• _Task directions_
Write out the material below again, unchanged.

Begin Entries supplied

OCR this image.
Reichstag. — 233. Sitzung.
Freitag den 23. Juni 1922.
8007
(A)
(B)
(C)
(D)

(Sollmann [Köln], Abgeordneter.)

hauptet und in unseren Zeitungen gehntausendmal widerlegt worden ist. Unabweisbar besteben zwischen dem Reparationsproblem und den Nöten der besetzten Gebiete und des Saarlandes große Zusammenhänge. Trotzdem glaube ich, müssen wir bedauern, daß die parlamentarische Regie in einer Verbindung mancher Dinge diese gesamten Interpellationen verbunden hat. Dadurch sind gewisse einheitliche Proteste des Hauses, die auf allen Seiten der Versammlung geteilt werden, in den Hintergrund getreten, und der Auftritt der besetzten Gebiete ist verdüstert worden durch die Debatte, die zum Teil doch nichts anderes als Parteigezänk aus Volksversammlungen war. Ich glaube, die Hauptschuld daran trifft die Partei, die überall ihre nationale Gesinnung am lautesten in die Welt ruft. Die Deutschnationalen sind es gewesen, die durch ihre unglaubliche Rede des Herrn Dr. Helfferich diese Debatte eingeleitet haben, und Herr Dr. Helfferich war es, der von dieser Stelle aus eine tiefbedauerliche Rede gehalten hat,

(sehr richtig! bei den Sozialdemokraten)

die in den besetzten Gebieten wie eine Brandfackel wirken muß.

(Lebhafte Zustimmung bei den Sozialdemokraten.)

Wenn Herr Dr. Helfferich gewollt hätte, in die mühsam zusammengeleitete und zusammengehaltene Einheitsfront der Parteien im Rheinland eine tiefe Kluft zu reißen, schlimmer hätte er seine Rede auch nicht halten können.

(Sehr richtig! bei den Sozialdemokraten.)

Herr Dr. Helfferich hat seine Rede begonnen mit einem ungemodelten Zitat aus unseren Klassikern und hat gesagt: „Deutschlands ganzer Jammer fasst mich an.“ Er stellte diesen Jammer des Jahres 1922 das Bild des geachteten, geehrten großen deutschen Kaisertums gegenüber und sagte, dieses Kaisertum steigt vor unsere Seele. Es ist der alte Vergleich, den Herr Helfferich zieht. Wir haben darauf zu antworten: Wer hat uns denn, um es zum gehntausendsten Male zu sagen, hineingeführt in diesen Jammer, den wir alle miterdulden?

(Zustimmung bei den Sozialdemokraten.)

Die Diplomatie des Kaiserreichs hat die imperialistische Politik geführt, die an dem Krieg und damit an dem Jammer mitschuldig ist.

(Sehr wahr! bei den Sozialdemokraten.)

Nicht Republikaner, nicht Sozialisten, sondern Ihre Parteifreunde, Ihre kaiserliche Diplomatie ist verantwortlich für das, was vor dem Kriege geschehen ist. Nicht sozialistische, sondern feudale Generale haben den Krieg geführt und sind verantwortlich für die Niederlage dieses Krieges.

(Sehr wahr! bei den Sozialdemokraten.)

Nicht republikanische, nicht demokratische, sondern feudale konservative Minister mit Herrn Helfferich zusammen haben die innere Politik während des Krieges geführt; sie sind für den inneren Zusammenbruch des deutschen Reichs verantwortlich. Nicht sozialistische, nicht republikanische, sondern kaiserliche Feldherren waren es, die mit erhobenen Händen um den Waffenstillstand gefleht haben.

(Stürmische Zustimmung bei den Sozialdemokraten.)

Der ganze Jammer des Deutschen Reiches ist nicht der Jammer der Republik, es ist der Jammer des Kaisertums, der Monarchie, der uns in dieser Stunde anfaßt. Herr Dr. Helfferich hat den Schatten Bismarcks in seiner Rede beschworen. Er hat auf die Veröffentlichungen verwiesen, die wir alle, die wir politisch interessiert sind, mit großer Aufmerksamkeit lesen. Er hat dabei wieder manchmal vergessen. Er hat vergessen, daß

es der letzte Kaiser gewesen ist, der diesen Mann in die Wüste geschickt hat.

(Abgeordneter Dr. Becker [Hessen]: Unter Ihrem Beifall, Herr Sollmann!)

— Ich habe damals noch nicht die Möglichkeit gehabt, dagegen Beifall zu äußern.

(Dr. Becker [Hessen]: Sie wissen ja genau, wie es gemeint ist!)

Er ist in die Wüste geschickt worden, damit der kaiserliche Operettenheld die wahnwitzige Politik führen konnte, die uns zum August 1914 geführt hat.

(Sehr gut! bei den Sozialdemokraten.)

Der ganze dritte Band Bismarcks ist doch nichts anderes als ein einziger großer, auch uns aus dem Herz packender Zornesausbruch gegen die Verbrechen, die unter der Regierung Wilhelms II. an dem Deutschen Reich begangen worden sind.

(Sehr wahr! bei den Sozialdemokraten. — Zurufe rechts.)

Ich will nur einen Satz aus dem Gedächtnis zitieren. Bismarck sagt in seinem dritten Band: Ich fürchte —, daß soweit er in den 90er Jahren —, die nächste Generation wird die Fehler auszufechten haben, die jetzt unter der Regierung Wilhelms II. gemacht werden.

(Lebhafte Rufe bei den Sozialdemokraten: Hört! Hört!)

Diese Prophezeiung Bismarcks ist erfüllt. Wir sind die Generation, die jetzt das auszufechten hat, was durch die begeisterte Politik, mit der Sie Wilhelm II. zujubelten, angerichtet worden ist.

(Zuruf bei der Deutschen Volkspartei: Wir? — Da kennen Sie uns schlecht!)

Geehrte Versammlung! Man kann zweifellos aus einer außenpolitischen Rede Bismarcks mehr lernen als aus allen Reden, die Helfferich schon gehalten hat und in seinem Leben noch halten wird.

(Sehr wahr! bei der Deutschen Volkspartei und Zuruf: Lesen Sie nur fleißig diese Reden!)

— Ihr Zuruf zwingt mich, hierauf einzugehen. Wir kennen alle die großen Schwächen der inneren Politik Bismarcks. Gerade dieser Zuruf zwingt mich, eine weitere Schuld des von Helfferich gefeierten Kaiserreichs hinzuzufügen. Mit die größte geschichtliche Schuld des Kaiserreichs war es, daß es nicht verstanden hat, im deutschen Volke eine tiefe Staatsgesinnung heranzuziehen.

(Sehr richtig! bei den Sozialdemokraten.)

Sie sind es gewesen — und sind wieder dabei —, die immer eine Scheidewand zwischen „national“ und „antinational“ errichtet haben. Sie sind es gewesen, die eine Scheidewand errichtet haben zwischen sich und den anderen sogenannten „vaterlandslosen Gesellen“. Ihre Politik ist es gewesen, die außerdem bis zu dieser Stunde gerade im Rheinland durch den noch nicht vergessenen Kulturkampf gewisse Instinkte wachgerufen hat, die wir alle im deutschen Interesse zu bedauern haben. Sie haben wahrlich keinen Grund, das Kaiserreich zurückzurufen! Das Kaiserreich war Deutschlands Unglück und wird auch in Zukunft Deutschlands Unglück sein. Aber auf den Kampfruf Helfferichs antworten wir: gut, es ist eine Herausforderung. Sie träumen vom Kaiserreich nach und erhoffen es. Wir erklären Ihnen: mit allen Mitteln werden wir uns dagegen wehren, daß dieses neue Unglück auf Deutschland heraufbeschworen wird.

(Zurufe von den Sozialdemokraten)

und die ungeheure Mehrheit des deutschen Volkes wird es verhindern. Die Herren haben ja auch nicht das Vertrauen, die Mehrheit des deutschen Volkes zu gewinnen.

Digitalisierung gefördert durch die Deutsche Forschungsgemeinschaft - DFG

End Entries supplied

• _Task answer_
OCR this image.
Reichstag. — 233. Sitzung.
Freitag den 23. Juni 1922.
8007
(A)
(B)
(C)
(D)

(Sollmann [Köln], Abgeordneter.)

hauptet und in unseren Zeitungen gehntausendmal widerlegt worden ist. Unabweisbar besteben zwischen dem Reparationsproblem und den Nöten der besetzten Gebiete und des Saarlandes große Zusammenhänge. Trotzdem glaube ich, müssen wir bedauern, daß die parlamentarische Regie in einer Verbindung mancher Dinge diese gesamten Interpellationen verbunden hat. Dadurch sind gewisse einheitliche Proteste des Hauses, die auf allen Seiten der Versammlung geteilt werden, in den Hintergrund getreten, und der Auftritt der besetzten Gebiete ist verdüstert worden durch die Debatte, die zum Teil doch nichts anderes als Parteigezänk aus Volksversammlungen war. Ich glaube, die Hauptschuld daran trifft die Partei, die überall ihre nationale Gesinnung am lautesten in die Welt ruft. Die Deutschnationalen sind es gewesen, die durch ihre unglaubliche Rede des Herrn Dr. Helfferich diese Debatte eingeleitet haben, und Herr Dr. Helfferich war es, der von dieser Stelle aus eine tiefbedauerliche Rede gehalten hat,

(sehr richtig! bei den Sozialdemokraten)

die in den besetzten Gebieten wie eine Brandfackel wirken muß.

(Lebhafte Zustimmung bei den Sozialdemokraten.)

Wenn Herr Dr. Helfferich gewollt hätte, in die mühsam zusammengeleitete und zusammengehaltene Einheitsfront der Parteien im Rheinland eine tiefe Kluft zu reißen, schlimmer hätte er seine Rede auch nicht halten können.

(Sehr richtig! bei den Sozialdemokraten.)

Herr Dr. Helfferich hat seine Rede begonnen mit einem ungemodelten Zitat aus unseren Klassikern und hat gesagt: „Deutschlands ganzer Jammer fasst mich an.“ Er stellte diesen Jammer des Jahres 1922 das Bild des geachteten, geehrten großen deutschen Kaisertums gegenüber und sagte, dieses Kaisertum steigt vor unsere Seele. Es ist der alte Vergleich, den Herr Helfferich zieht. Wir haben darauf zu antworten: Wer hat uns denn, um es zum gehntausendsten Male zu sagen, hineingeführt in diesen Jammer, den wir alle miterdulden?

(Zustimmung bei den Sozialdemokraten.)

Die Diplomatie des Kaiserreichs hat die imperialistische Politik geführt, die an dem Krieg und damit an dem Jammer mitschuldig ist.

(Sehr wahr! bei den Sozialdemokraten.)

Nicht Republikaner, nicht Sozialisten, sondern Ihre Parteifreunde, Ihre kaiserliche Diplomatie ist verantwortlich für das, was vor dem Kriege geschehen ist. Nicht sozialistische, sondern feudale Generale haben den Krieg geführt und sind verantwortlich für die Niederlage dieses Krieges.

(Sehr wahr! bei den Sozialdemokraten.)

Nicht republikanische, nicht demokratische, sondern feudale konservative Minister mit Herrn Helfferich zusammen haben die innere Politik während des Krieges geführt; sie sind für den inneren Zusammenbruch des deutschen Reichs verantwortlich. Nicht sozialistische, nicht republikanische, sondern kaiserliche Feldherren waren es, die mit erhobenen Händen um den Waffenstillstand gefleht haben.

(Stürmische Zustimmung bei den Sozialdemokraten.)

Der ganze Jammer des Deutschen Reiches ist nicht der Jammer der Republik, es ist der Jammer des Kaisertums, der Monarchie, der uns in dieser Stunde anfaßt. Herr Dr. Helfferich hat den Schatten Bismarcks in seiner Rede beschworen. Er hat auf die Veröffentlichungen verwiesen, die wir alle, die wir politisch interessiert sind, mit großer Aufmerksamkeit lesen. Er hat dabei wieder manchmal vergessen. Er hat vergessen, daß

es der letzte Kaiser gewesen ist, der diesen Mann in die Wüste geschickt hat.

(Abgeordneter Dr. Becker [Hessen]: Unter Ihrem Beifall, Herr Sollmann!)

— Ich habe damals noch nicht die Möglichkeit gehabt, dagegen Beifall zu äußern.

(Dr. Becker [Hessen]: Sie wissen ja genau, wie es gemeint ist!)

Er ist in die Wüste geschickt worden, damit der kaiserliche Operettenheld die wahnwitzige Politik führen konnte, die uns zum August 1914 geführt hat.

(Sehr gut! bei den Sozialdemokraten.)

Der ganze dritte Band Bismarcks ist doch nichts anderes als ein einziger großer, auch uns aus dem Herz packender Zornesausbruch gegen die Verbrechen, die unter der Regierung Wilhelms II. an dem Deutschen Reich begangen worden sind.

(Sehr wahr! bei den Sozialdemokraten. — Zurufe rechts.)

Ich will nur einen Satz aus dem Gedächtnis zitieren. Bismarck sagt in seinem dritten Band: Ich fürchte —, daß soweit er in den 90er Jahren —, die nächste Generation wird die Fehler auszufechten haben, die jetzt unter der Regierung Wilhelms II. gemacht werden.

(Lebhafte Rufe bei den Sozialdemokraten: Hört! Hört!)

Diese Prophezeiung Bismarcks ist erfüllt. Wir sind die Generation, die jetzt das auszufechten hat, was durch die begeisterte Politik, mit der Sie Wilhelm II. zujubelten, angerichtet worden ist.

(Zuruf bei der Deutschen Volkspartei: Wir? — Da kennen Sie uns schlecht!)

Geehrte Versammlung! Man kann zweifellos aus einer außenpolitischen Rede Bismarcks mehr lernen als aus allen Reden, die Helfferich schon gehalten hat und in seinem Leben noch halten wird.

(Sehr wahr! bei der Deutschen Volkspartei und Zuruf: Lesen Sie nur fleißig diese Reden!)

— Ihr Zuruf zwingt mich, hierauf einzugehen. Wir kennen alle die großen Schwächen der inneren Politik Bismarcks. Gerade dieser Zuruf zwingt mich, eine weitere Schuld des von Helfferich gefeierten Kaiserreichs hinzuzufügen. Mit die größte geschichtliche Schuld des Kaiserreichs war es, daß es nicht verstanden hat, im deutschen Volke eine tiefe Staatsgesinnung heranzuziehen.

(Sehr richtig! bei den Sozialdemokraten.)

Sie sind es gewesen — und sind wieder dabei —, die immer eine Scheidewand zwischen „national“ und „antinational“ errichtet haben. Sie sind es gewesen, die eine Scheidewand errichtet haben zwischen sich und den anderen sogenannten „vaterlandslosen Gesellen“. Ihre Politik ist es gewesen, die außerdem bis zu dieser Stunde gerade im Rheinland durch den noch nicht vergessenen Kulturkampf gewisse Instinkte wachgerufen hat, die wir alle im deutschen Interesse zu bedauern haben. Sie haben wahrlich keinen Grund, das Kaiserreich zurückzurufen! Das Kaiserreich war Deutschlands Unglück und wird auch in Zukunft Deutschlands Unglück sein. Aber auf den Kampfruf Helfferichs antworten wir: gut, es ist eine Herausforderung. Sie träumen vom Kaiserreich nach und erhoffen es. Wir erklären Ihnen: mit allen Mitteln werden wir uns dagegen wehren, daß dieses neue Unglück auf Deutschland heraufbeschworen wird.

(Zurufe von den Sozialdemokraten)

und die ungeheure Mehrheit des deutschen Volkes wird es verhindern. Die Herren haben ja auch nicht das Vertrauen, die Mehrheit des deutschen Volkes zu gewinnen.

Digitalisierung gefördert durch die Deutsche Forschungsgemeinschaft - DFG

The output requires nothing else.